Required task -
Restate all of the entries exactly, dropping any pictures they hold.

(Recorded data)
——

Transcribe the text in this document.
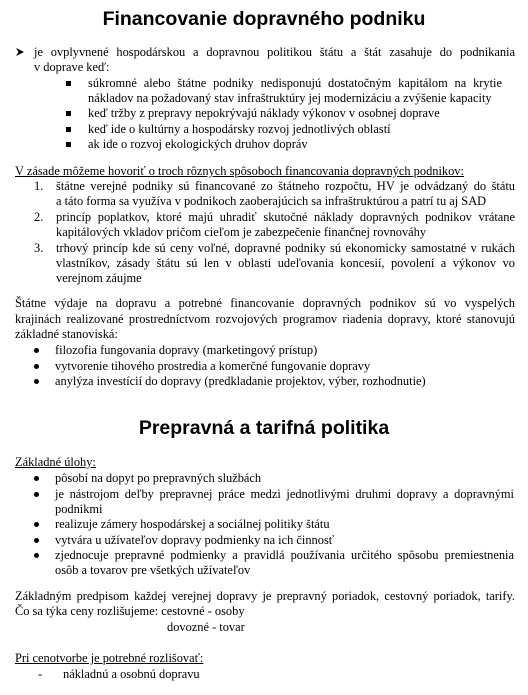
Financovanie dopravného podniku
je ovplyvnené hospodárskou a dopravnou politikou štátu a štát zasahuje do podnikania
v doprave keď:
súkromné alebo štátne podniky nedisponujú dostatočným kapitálom na krytie
nákladov na požadovaný stav infraštruktúry jej modernizáciu a zvýšenie kapacity
keď tržby z prepravy nepokrývajú náklady výkonov v osobnej doprave
keď ide o kultúrny a hospodársky rozvoj jednotlivých oblastí
ak ide o rozvoj ekologických druhov dopráv
V zásade môžeme hovoriť o troch rôznych spôsoboch financovania dopravných podnikov:
1. štátne verejné podniky sú financované zo štátneho rozpočtu, HV je odvádzaný do štátu
a táto forma sa využíva v podnikoch zaoberajúcich sa infraštruktúrou a patrí tu aj SAD
2. princíp poplatkov, ktoré majú uhradiť skutočné náklady dopravných podnikov vrátane
kapitálových vkladov pričom cieľom je zabezpečenie finančnej rovnováhy
3. trhový princíp kde sú ceny voľné, dopravné podniky sú ekonomicky samostatné v rukách
vlastníkov, zásady štátu sú len v oblasti udeľovania koncesií, povolení a výkonov vo
verejnom záujme
Štátne výdaje na dopravu a potrebné financovanie dopravných podnikov sú vo vyspelých
krajinách realizované prostredníctvom rozvojových programov riadenia dopravy, ktoré stanovujú
základné stanoviská:
filozofia fungovania dopravy (marketingový prístup)
vytvorenie tihového prostredia a komerčné fungovanie dopravy
anylýza investícií do dopravy (predkladanie projektov, výber, rozhodnutie)
Prepravná a tarifná politika
Základné úlohy:
pôsobí na dopyt po prepravných službách
je nástrojom deľby prepravnej práce medzi jednotlivými druhmi dopravy a dopravnými
podnikmi
realizuje zámery hospodárskej a sociálnej politiky štátu
vytvára u užívateľov dopravy podmienky na ich činnosť
zjednocuje prepravné podmienky a pravidlá používania určitého spôsobu premiestnenia
osôb a tovarov pre všetkých užívateľov
Základným predpisom každej verejnej dopravy je prepravný poriadok, cestovný poriadok, tarify.
Čo sa týka ceny rozlišujeme: cestovné - osoby
dovozné - tovar
Pri cenotvorbe je potrebné rozlišovať:
- nákladnú a osobnú dopravu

——

Task response -
Transcribe the text in this document.
Financovanie dopravného podniku
je ovplyvnené hospodárskou a dopravnou politikou štátu a štát zasahuje do podnikania
v doprave keď:
súkromné alebo štátne podniky nedisponujú dostatočným kapitálom na krytie
nákladov na požadovaný stav infraštruktúry jej modernizáciu a zvýšenie kapacity
keď tržby z prepravy nepokrývajú náklady výkonov v osobnej doprave
keď ide o kultúrny a hospodársky rozvoj jednotlivých oblastí
ak ide o rozvoj ekologických druhov dopráv
V zásade môžeme hovoriť o troch rôznych spôsoboch financovania dopravných podnikov:
1. štátne verejné podniky sú financované zo štátneho rozpočtu, HV je odvádzaný do štátu
a táto forma sa využíva v podnikoch zaoberajúcich sa infraštruktúrou a patrí tu aj SAD
2. princíp poplatkov, ktoré majú uhradiť skutočné náklady dopravných podnikov vrátane
kapitálových vkladov pričom cieľom je zabezpečenie finančnej rovnováhy
3. trhový princíp kde sú ceny voľné, dopravné podniky sú ekonomicky samostatné v rukách
vlastníkov, zásady štátu sú len v oblasti udeľovania koncesií, povolení a výkonov vo
verejnom záujme
Štátne výdaje na dopravu a potrebné financovanie dopravných podnikov sú vo vyspelých
krajinách realizované prostredníctvom rozvojových programov riadenia dopravy, ktoré stanovujú
základné stanoviská:
filozofia fungovania dopravy (marketingový prístup)
vytvorenie tihového prostredia a komerčné fungovanie dopravy
anylýza investícií do dopravy (predkladanie projektov, výber, rozhodnutie)
Prepravná a tarifná politika
Základné úlohy:
pôsobí na dopyt po prepravných službách
je nástrojom deľby prepravnej práce medzi jednotlivými druhmi dopravy a dopravnými
podnikmi
realizuje zámery hospodárskej a sociálnej politiky štátu
vytvára u užívateľov dopravy podmienky na ich činnosť
zjednocuje prepravné podmienky a pravidlá používania určitého spôsobu premiestnenia
osôb a tovarov pre všetkých užívateľov
Základným predpisom každej verejnej dopravy je prepravný poriadok, cestovný poriadok, tarify.
Čo sa týka ceny rozlišujeme: cestovné - osoby
dovozné - tovar
Pri cenotvorbe je potrebné rozlišovať:
- nákladnú a osobnú dopravu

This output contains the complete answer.